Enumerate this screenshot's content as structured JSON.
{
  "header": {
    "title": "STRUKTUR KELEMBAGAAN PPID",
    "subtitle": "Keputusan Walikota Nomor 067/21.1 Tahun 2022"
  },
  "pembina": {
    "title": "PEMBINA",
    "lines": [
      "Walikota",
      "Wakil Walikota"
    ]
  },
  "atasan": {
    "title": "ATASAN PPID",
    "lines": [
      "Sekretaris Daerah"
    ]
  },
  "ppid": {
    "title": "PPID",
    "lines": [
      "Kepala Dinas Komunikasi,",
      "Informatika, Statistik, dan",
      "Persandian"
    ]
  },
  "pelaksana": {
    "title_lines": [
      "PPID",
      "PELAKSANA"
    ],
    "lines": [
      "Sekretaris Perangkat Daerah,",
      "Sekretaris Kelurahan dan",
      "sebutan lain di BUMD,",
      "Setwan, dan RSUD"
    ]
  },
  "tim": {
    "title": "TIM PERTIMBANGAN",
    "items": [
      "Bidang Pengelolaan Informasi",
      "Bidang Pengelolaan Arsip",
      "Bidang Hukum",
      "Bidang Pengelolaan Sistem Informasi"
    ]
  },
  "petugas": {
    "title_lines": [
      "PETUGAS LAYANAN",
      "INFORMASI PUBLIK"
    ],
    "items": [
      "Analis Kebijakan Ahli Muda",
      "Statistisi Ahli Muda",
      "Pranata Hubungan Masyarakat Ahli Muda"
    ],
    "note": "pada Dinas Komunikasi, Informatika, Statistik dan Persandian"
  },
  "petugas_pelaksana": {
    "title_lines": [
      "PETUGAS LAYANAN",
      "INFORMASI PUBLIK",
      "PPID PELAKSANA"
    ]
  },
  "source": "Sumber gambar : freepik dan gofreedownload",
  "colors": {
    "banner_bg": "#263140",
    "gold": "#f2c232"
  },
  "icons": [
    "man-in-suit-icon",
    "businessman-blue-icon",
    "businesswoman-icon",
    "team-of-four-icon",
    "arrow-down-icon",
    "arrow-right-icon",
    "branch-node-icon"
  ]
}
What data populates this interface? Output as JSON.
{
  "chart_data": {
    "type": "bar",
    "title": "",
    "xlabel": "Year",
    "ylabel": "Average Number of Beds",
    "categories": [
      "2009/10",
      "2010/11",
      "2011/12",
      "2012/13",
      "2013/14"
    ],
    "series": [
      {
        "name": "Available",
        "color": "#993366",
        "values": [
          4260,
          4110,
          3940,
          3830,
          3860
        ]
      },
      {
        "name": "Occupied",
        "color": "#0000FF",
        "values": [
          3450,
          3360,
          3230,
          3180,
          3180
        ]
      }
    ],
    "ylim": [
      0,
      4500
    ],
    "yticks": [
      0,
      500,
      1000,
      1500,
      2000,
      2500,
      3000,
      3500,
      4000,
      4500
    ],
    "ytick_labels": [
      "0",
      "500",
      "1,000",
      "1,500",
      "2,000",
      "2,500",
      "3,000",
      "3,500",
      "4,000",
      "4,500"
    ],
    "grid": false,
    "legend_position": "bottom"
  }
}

########################################

Gather each line in the entries above where the string "Walikota" is found.

**Response:**
    "subtitle": "Keputusan Walikota Nomor 067/21.1 Tahun 2022"
      "Walikota",
      "Wakil Walikota"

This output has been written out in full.